- **Provided information**:
[start]

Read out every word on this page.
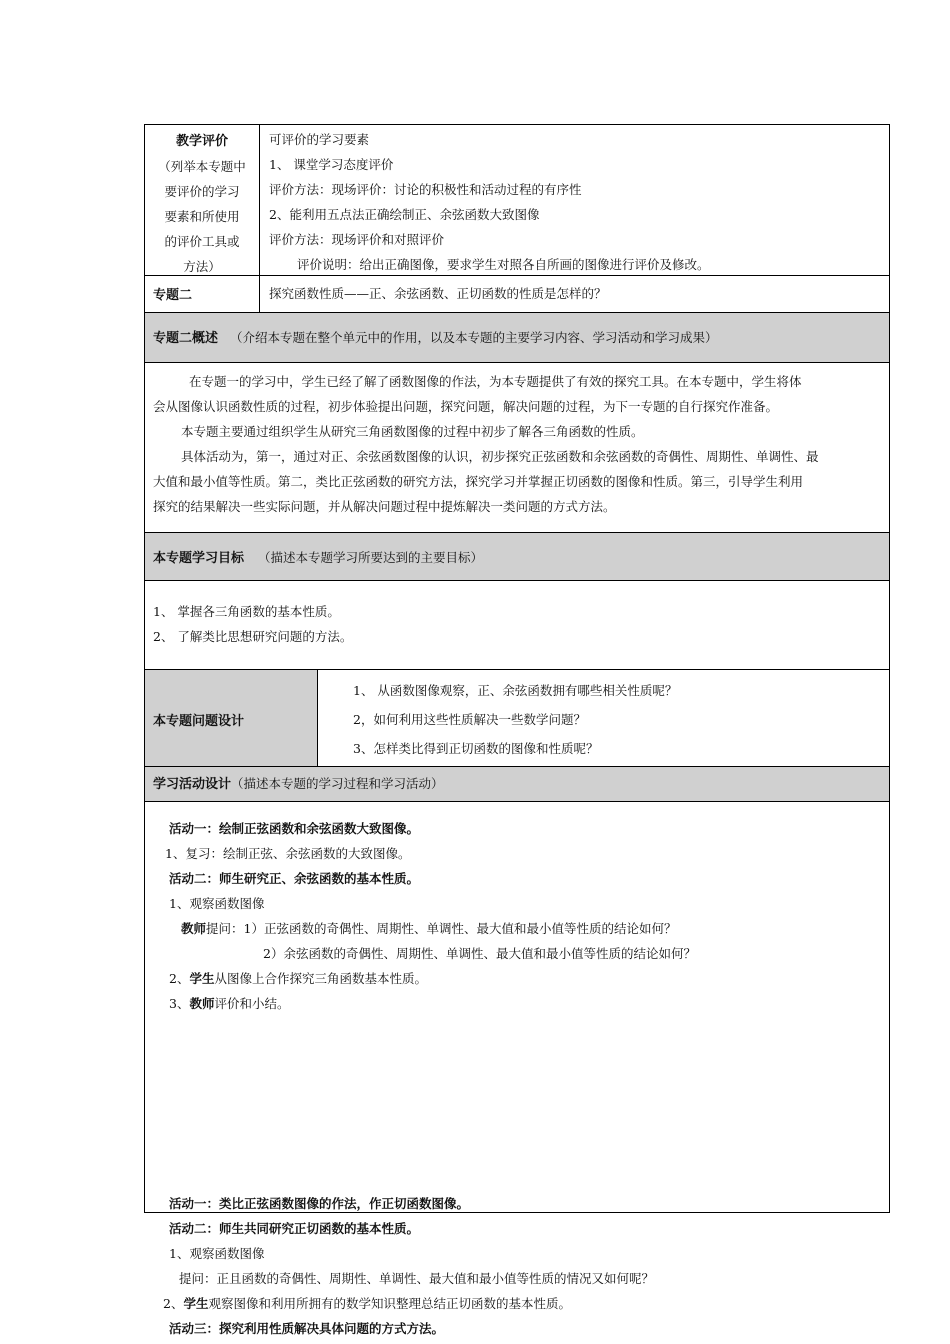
教学评价
（列举本专题中
要评价的学习
要素和所使用
的评价工具或
方法）
可评价的学习要素
1、 课堂学习态度评价
评价方法：现场评价：讨论的积极性和活动过程的有序性
2、能利用五点法正确绘制正、余弦函数大致图像
评价方法：现场评价和对照评价
评价说明：给出正确图像，要求学生对照各自所画的图像进行评价及修改。
专题二	探究函数性质——正、余弦函数、正切函数的性质是怎样的？
专题二概述 （介绍本专题在整个单元中的作用，以及本专题的主要学习内容、学习活动和学习成果）
在专题一的学习中，学生已经了解了函数图像的作法，为本专题提供了有效的探究工具。在本专题中，学生将体
会从图像认识函数性质的过程，初步体验提出问题，探究问题，解决问题的过程，为下一专题的自行探究作准备。
本专题主要通过组织学生从研究三角函数图像的过程中初步了解各三角函数的性质。
具体活动为，第一，通过对正、余弦函数图像的认识，初步探究正弦函数和余弦函数的奇偶性、周期性、单调性、最
大值和最小值等性质。第二，类比正弦函数的研究方法，探究学习并掌握正切函数的图像和性质。第三，引导学生利用
探究的结果解决一些实际问题，并从解决问题过程中提炼解决一类问题的方式方法。
本专题学习目标 （描述本专题学习所要达到的主要目标）
1、 掌握各三角函数的基本性质。
2、 了解类比思想研究问题的方法。
本专题问题设计
1、 从函数图像观察，正、余弦函数拥有哪些相关性质呢？
2，如何利用这些性质解决一些数学问题？
3、怎样类比得到正切函数的图像和性质呢？
学习活动设计（描述本专题的学习过程和学习活动）
活动一：绘制正弦函数和余弦函数大致图像。
1、复习：绘制正弦、余弦函数的大致图像。
活动二：师生研究正、余弦函数的基本性质。
1、观察函数图像
教师提问：1）正弦函数的奇偶性、周期性、单调性、最大值和最小值等性质的结论如何？
2）余弦函数的奇偶性、周期性、单调性、最大值和最小值等性质的结论如何？
2、学生从图像上合作探究三角函数基本性质。
3、教师评价和小结。
活动一：类比正弦函数图像的作法，作正切函数图像。
活动二：师生共同研究正切函数的基本性质。
1、观察函数图像
提问：正且函数的奇偶性、周期性、单调性、最大值和最小值等性质的情况又如何呢？
2、学生观察图像和利用所拥有的数学知识整理总结正切函数的基本性质。
活动三：探究利用性质解决具体问题的方式方法。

[end]

Extract the full listing exactly, with the pictures left out.

Read out every word on this page.
教学评价
（列举本专题中
要评价的学习
要素和所使用
的评价工具或
方法）
可评价的学习要素
1、 课堂学习态度评价
评价方法：现场评价：讨论的积极性和活动过程的有序性
2、能利用五点法正确绘制正、余弦函数大致图像
评价方法：现场评价和对照评价
评价说明：给出正确图像，要求学生对照各自所画的图像进行评价及修改。
专题二	探究函数性质——正、余弦函数、正切函数的性质是怎样的？
专题二概述 （介绍本专题在整个单元中的作用，以及本专题的主要学习内容、学习活动和学习成果）
在专题一的学习中，学生已经了解了函数图像的作法，为本专题提供了有效的探究工具。在本专题中，学生将体
会从图像认识函数性质的过程，初步体验提出问题，探究问题，解决问题的过程，为下一专题的自行探究作准备。
本专题主要通过组织学生从研究三角函数图像的过程中初步了解各三角函数的性质。
具体活动为，第一，通过对正、余弦函数图像的认识，初步探究正弦函数和余弦函数的奇偶性、周期性、单调性、最
大值和最小值等性质。第二，类比正弦函数的研究方法，探究学习并掌握正切函数的图像和性质。第三，引导学生利用
探究的结果解决一些实际问题，并从解决问题过程中提炼解决一类问题的方式方法。
本专题学习目标 （描述本专题学习所要达到的主要目标）
1、 掌握各三角函数的基本性质。
2、 了解类比思想研究问题的方法。
本专题问题设计
1、 从函数图像观察，正、余弦函数拥有哪些相关性质呢？
2，如何利用这些性质解决一些数学问题？
3、怎样类比得到正切函数的图像和性质呢？
学习活动设计（描述本专题的学习过程和学习活动）
活动一：绘制正弦函数和余弦函数大致图像。
1、复习：绘制正弦、余弦函数的大致图像。
活动二：师生研究正、余弦函数的基本性质。
1、观察函数图像
教师提问：1）正弦函数的奇偶性、周期性、单调性、最大值和最小值等性质的结论如何？
2）余弦函数的奇偶性、周期性、单调性、最大值和最小值等性质的结论如何？
2、学生从图像上合作探究三角函数基本性质。
3、教师评价和小结。
活动一：类比正弦函数图像的作法，作正切函数图像。
活动二：师生共同研究正切函数的基本性质。
1、观察函数图像
提问：正且函数的奇偶性、周期性、单调性、最大值和最小值等性质的情况又如何呢？
2、学生观察图像和利用所拥有的数学知识整理总结正切函数的基本性质。
活动三：探究利用性质解决具体问题的方式方法。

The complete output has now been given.